── TASK MATERIAL

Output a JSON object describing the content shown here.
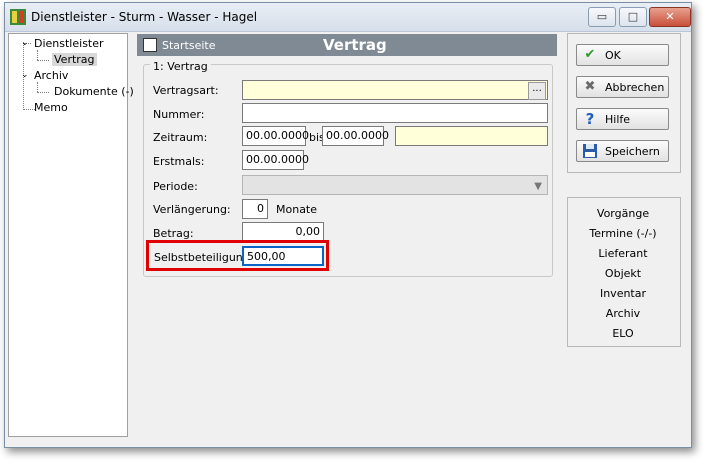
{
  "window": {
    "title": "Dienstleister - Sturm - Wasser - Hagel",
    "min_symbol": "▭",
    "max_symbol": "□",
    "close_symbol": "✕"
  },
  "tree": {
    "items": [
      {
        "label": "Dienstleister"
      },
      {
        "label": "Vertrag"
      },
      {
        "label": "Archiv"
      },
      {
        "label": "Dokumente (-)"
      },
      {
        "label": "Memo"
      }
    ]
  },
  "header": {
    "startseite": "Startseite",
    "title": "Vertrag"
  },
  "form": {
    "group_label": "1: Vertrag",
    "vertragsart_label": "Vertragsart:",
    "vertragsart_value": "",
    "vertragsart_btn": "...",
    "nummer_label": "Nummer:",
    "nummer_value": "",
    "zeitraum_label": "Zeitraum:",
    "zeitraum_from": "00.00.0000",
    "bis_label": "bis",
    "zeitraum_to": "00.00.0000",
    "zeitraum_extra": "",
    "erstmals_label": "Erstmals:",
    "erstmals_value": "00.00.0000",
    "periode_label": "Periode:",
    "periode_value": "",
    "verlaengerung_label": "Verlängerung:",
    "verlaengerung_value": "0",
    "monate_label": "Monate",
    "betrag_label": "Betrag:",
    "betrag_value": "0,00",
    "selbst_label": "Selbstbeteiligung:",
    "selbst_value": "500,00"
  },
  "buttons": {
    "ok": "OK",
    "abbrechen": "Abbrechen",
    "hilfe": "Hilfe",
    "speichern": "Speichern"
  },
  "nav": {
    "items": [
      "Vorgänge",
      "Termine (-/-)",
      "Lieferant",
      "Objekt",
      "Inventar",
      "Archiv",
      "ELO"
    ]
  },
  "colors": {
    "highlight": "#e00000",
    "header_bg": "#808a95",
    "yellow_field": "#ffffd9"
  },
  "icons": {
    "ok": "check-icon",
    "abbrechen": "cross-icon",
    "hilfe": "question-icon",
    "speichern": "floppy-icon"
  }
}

────
── TASK MATERIAL

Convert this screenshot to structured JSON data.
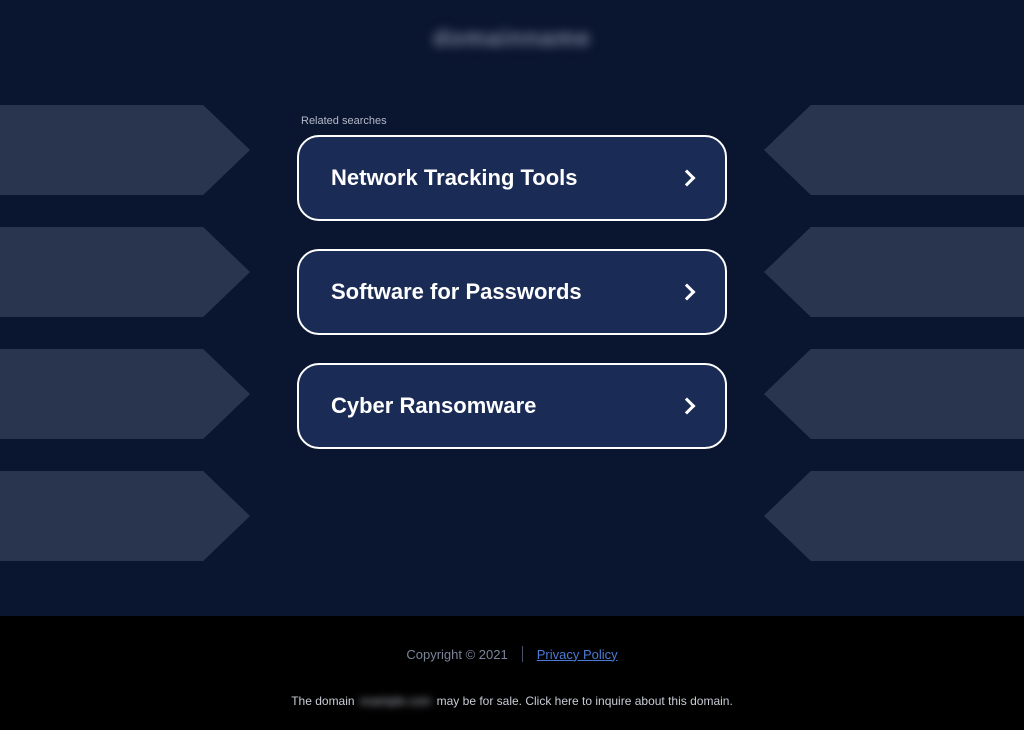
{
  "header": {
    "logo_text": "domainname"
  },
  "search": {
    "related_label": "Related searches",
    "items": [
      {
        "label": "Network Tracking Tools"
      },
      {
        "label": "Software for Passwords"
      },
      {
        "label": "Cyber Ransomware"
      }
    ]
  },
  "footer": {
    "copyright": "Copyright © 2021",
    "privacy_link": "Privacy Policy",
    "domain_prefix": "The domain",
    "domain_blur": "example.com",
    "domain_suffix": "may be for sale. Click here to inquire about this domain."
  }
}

────

Report the number of lines in the entries above that include the word "abbrechen" and add nothing to it.

2